• _GOAL_
In your copy, reproduce the entries exactly as they are, minus the images.

***** RECORD LIST *****

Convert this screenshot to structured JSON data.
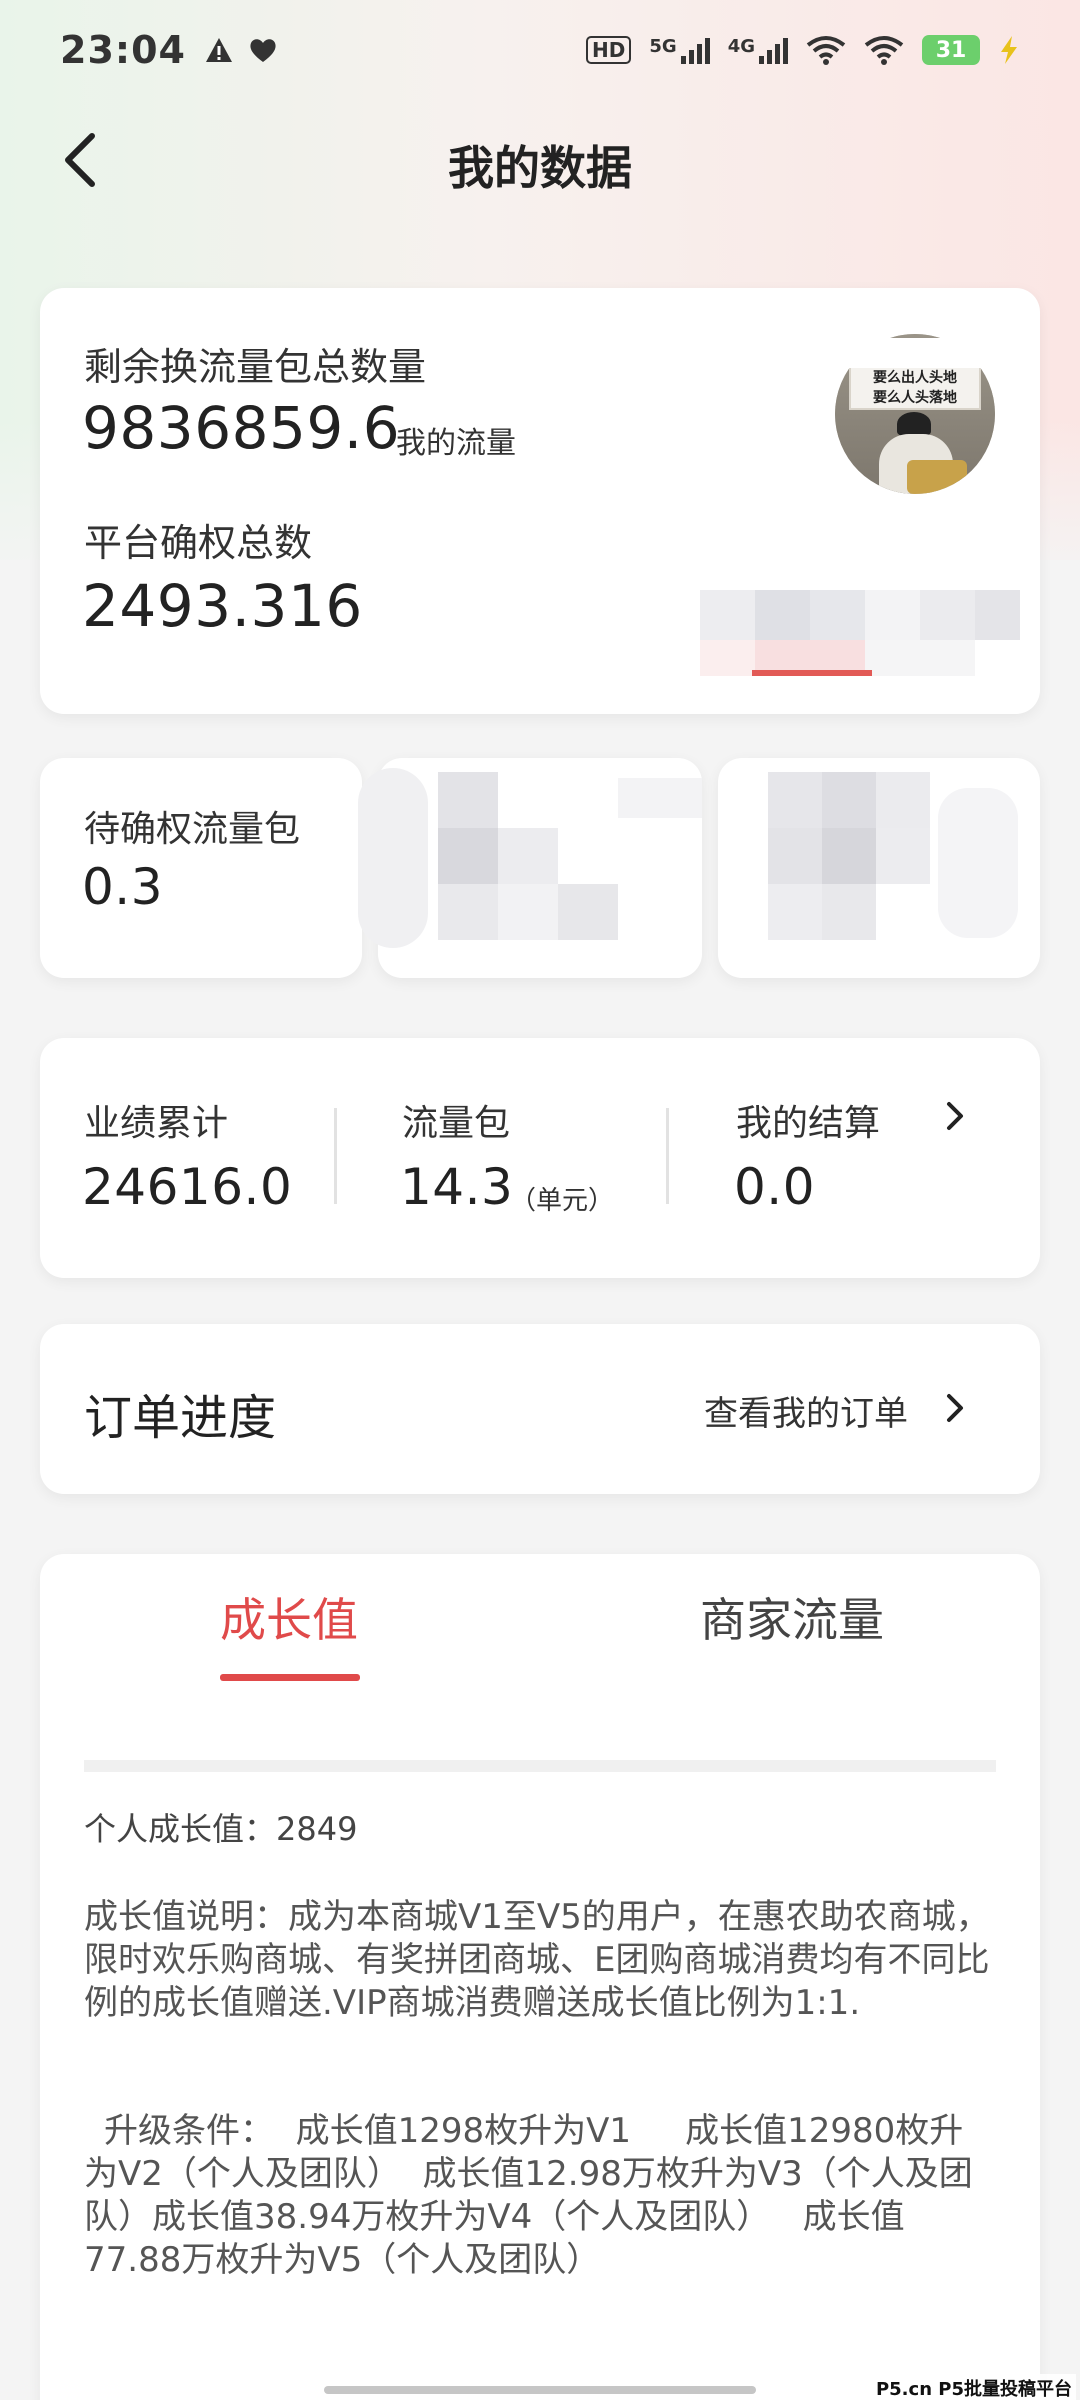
{
  "status_bar": {
    "time": "23:04",
    "left_icons": [
      "warning-icon",
      "heart-icon"
    ],
    "network_labels": [
      "HD",
      "5G",
      "4G"
    ],
    "battery": "31"
  },
  "header": {
    "title": "我的数据"
  },
  "summary": {
    "remaining_label": "剩余换流量包总数量",
    "remaining_value": "9836859.6",
    "my_traffic_label": "我的流量",
    "platform_label": "平台确权总数",
    "platform_value": "2493.316",
    "avatar_banner_lines": [
      "要么出人头地",
      "要么人头落地"
    ]
  },
  "pending": {
    "label": "待确权流量包",
    "value": "0.3"
  },
  "stats": {
    "performance_label": "业绩累计",
    "performance_value": "24616.0",
    "packet_label": "流量包",
    "packet_value": "14.3",
    "packet_unit": "（单元）",
    "settlement_label": "我的结算",
    "settlement_value": "0.0"
  },
  "orders": {
    "title": "订单进度",
    "link_label": "查看我的订单"
  },
  "tabs": {
    "items": [
      {
        "label": "成长值",
        "active": true
      },
      {
        "label": "商家流量",
        "active": false
      }
    ],
    "active_color": "#e04a4a",
    "personal_growth": "个人成长值：2849",
    "description": "成长值说明：成为本商城V1至V5的用户，在惠农助农商城，限时欢乐购商城、有奖拼团商城、E团购商城消费均有不同比例的成长值赠送.VIP商城消费赠送成长值比例为1:1.",
    "upgrade": "升级条件：  成长值1298枚升为V1     成长值12980枚升为V2（个人及团队）  成长值12.98万枚升为V3（个人及团队）成长值38.94万枚升为V4（个人及团队）   成长值77.88万枚升为V5（个人及团队）"
  },
  "watermark": "P5.cn P5批量投稿平台"
}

*****

• _EXERCISE RESPONSE_
Convert this screenshot to structured JSON data.
{
  "status_bar": {
    "time": "23:04",
    "left_icons": [
      "warning-icon",
      "heart-icon"
    ],
    "network_labels": [
      "HD",
      "5G",
      "4G"
    ],
    "battery": "31"
  },
  "header": {
    "title": "我的数据"
  },
  "summary": {
    "remaining_label": "剩余换流量包总数量",
    "remaining_value": "9836859.6",
    "my_traffic_label": "我的流量",
    "platform_label": "平台确权总数",
    "platform_value": "2493.316",
    "avatar_banner_lines": [
      "要么出人头地",
      "要么人头落地"
    ]
  },
  "pending": {
    "label": "待确权流量包",
    "value": "0.3"
  },
  "stats": {
    "performance_label": "业绩累计",
    "performance_value": "24616.0",
    "packet_label": "流量包",
    "packet_value": "14.3",
    "packet_unit": "（单元）",
    "settlement_label": "我的结算",
    "settlement_value": "0.0"
  },
  "orders": {
    "title": "订单进度",
    "link_label": "查看我的订单"
  },
  "tabs": {
    "items": [
      {
        "label": "成长值",
        "active": true
      },
      {
        "label": "商家流量",
        "active": false
      }
    ],
    "active_color": "#e04a4a",
    "personal_growth": "个人成长值：2849",
    "description": "成长值说明：成为本商城V1至V5的用户，在惠农助农商城，限时欢乐购商城、有奖拼团商城、E团购商城消费均有不同比例的成长值赠送.VIP商城消费赠送成长值比例为1:1.",
    "upgrade": "升级条件：  成长值1298枚升为V1     成长值12980枚升为V2（个人及团队）  成长值12.98万枚升为V3（个人及团队）成长值38.94万枚升为V4（个人及团队）   成长值77.88万枚升为V5（个人及团队）"
  },
  "watermark": "P5.cn P5批量投稿平台"
}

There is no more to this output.